*** Records to process
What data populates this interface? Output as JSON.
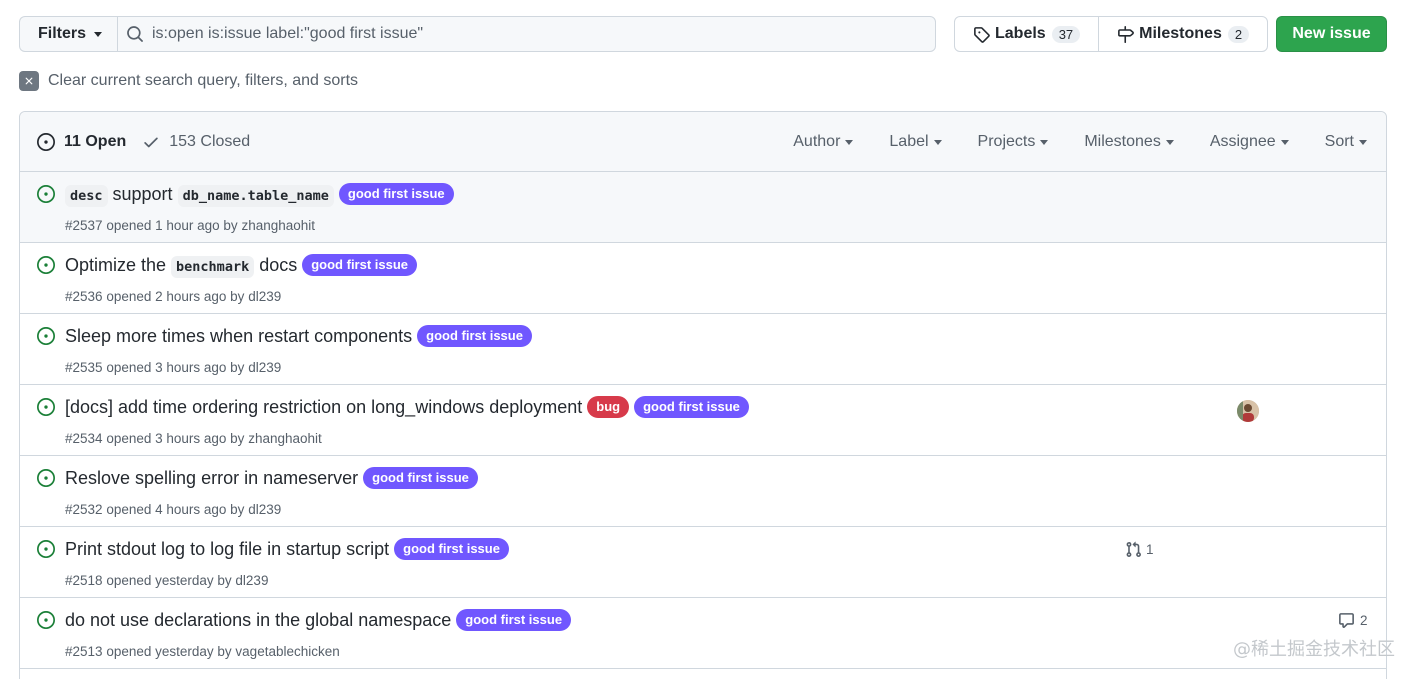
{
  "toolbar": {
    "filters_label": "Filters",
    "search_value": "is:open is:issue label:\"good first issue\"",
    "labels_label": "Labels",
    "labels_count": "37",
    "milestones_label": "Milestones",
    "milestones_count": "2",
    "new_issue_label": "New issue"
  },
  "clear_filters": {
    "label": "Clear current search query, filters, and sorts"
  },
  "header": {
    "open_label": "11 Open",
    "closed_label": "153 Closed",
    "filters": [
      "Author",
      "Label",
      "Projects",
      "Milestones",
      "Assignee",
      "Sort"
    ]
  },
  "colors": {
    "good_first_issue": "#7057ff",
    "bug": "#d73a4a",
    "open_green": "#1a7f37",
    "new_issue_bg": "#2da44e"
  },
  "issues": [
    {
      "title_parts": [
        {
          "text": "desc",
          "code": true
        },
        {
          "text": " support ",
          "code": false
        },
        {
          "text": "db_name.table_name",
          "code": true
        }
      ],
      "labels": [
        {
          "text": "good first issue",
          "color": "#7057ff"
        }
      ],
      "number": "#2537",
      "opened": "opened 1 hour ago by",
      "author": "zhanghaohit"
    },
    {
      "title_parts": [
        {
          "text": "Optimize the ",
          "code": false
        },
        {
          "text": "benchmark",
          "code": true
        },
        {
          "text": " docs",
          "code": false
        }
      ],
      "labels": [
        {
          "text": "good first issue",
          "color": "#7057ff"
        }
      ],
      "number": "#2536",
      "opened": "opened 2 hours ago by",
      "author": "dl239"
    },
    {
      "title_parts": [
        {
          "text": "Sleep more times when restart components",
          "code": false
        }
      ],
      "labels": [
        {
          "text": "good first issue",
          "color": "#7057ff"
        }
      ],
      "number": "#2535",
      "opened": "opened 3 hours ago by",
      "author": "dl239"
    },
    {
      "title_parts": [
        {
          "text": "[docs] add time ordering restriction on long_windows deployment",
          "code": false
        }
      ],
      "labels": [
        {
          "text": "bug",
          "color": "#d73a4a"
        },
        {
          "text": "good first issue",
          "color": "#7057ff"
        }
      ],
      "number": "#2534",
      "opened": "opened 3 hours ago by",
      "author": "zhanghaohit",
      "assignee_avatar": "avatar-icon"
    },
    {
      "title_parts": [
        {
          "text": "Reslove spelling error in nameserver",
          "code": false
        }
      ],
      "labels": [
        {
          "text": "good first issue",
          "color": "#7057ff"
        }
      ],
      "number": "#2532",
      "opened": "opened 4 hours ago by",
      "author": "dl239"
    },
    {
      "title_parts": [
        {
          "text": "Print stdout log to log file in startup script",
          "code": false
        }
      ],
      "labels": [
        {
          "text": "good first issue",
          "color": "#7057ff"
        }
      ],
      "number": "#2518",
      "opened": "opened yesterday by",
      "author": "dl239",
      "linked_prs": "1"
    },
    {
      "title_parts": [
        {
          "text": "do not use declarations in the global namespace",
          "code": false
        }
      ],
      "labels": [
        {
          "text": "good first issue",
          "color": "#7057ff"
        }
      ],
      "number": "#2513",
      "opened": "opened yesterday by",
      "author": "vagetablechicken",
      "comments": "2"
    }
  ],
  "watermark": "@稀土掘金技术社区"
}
******
*** Records to process
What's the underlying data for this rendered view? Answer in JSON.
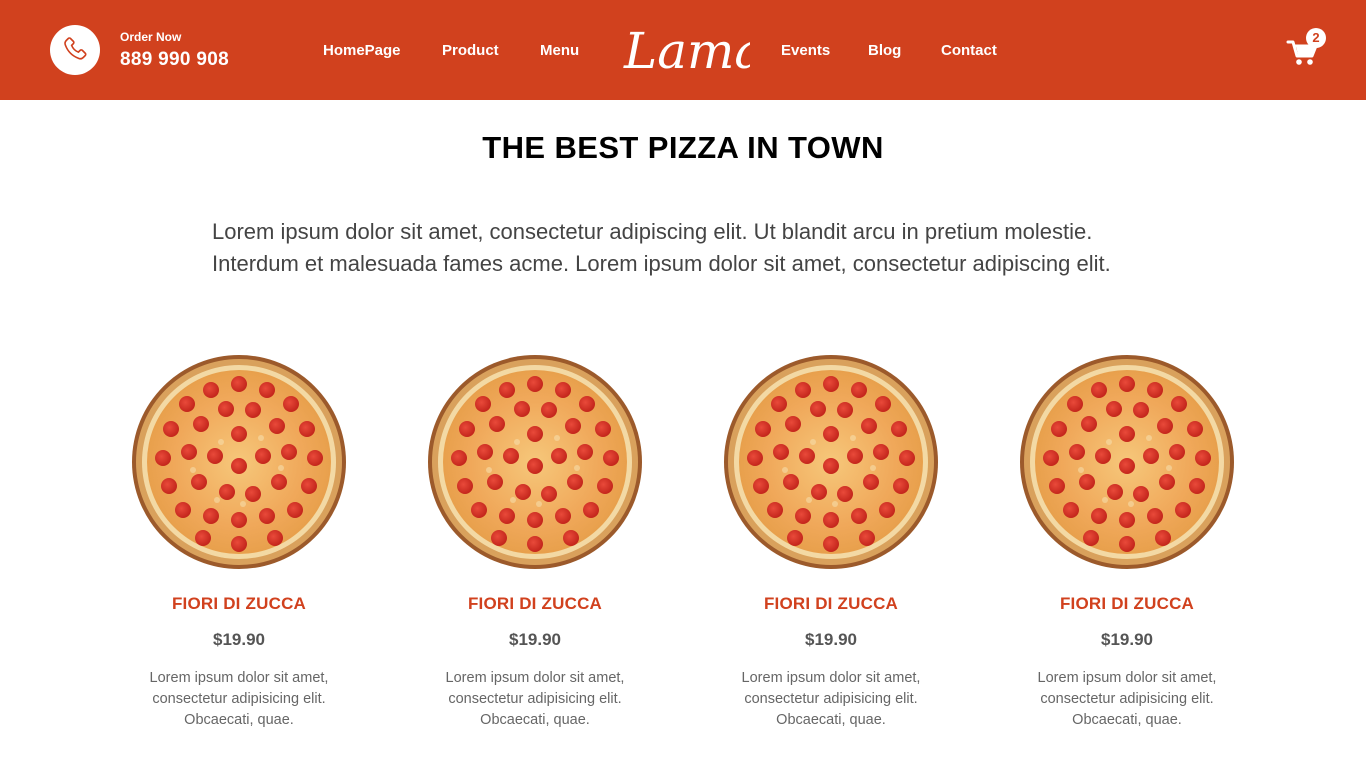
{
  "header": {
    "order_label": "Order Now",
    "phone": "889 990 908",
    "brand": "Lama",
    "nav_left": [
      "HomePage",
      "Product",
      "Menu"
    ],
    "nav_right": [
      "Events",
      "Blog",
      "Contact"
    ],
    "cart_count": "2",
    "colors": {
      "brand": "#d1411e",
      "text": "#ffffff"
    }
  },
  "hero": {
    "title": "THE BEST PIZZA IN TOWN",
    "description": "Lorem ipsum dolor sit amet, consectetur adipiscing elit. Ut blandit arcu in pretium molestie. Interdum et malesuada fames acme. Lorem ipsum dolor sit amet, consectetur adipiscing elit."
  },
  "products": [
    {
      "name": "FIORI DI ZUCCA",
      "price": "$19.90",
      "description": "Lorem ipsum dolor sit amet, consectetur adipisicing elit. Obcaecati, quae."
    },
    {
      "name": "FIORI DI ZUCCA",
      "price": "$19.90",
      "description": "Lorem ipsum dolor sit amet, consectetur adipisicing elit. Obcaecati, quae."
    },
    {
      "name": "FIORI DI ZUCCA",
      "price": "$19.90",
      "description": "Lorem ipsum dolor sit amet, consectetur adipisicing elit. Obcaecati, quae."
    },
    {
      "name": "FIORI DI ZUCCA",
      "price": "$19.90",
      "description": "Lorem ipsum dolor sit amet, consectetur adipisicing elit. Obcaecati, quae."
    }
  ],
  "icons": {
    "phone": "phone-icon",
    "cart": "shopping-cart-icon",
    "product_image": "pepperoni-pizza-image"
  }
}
******
*** Records to process
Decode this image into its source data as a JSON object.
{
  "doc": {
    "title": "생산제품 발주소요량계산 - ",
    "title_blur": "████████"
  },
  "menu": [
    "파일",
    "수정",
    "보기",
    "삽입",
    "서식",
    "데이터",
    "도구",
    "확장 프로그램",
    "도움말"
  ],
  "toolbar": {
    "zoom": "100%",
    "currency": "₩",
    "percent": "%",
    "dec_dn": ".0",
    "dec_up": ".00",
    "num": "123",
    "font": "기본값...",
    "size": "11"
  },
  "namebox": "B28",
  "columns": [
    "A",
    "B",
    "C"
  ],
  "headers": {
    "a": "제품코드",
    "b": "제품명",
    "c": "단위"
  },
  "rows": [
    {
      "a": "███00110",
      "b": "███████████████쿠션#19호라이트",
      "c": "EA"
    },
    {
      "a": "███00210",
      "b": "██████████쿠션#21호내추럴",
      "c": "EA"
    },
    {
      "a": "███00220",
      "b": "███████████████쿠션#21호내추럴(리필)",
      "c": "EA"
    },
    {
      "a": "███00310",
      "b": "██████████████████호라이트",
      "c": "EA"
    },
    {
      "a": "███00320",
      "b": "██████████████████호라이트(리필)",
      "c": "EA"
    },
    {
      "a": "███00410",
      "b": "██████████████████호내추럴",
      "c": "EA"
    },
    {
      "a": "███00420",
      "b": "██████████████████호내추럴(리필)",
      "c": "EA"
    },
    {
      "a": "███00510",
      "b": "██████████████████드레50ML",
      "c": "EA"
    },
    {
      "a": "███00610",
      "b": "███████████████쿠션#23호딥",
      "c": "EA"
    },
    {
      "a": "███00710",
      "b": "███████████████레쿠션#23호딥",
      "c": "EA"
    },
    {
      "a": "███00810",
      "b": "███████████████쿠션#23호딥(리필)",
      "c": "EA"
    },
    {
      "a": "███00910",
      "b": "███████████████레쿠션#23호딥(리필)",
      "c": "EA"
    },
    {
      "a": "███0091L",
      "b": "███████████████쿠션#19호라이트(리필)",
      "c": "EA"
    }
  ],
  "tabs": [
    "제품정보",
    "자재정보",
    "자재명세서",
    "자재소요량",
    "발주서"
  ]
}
******
**Exercise directions**. Give only the number of lines in the entries that contain "zhanghaohit".

**Exercise result**. 2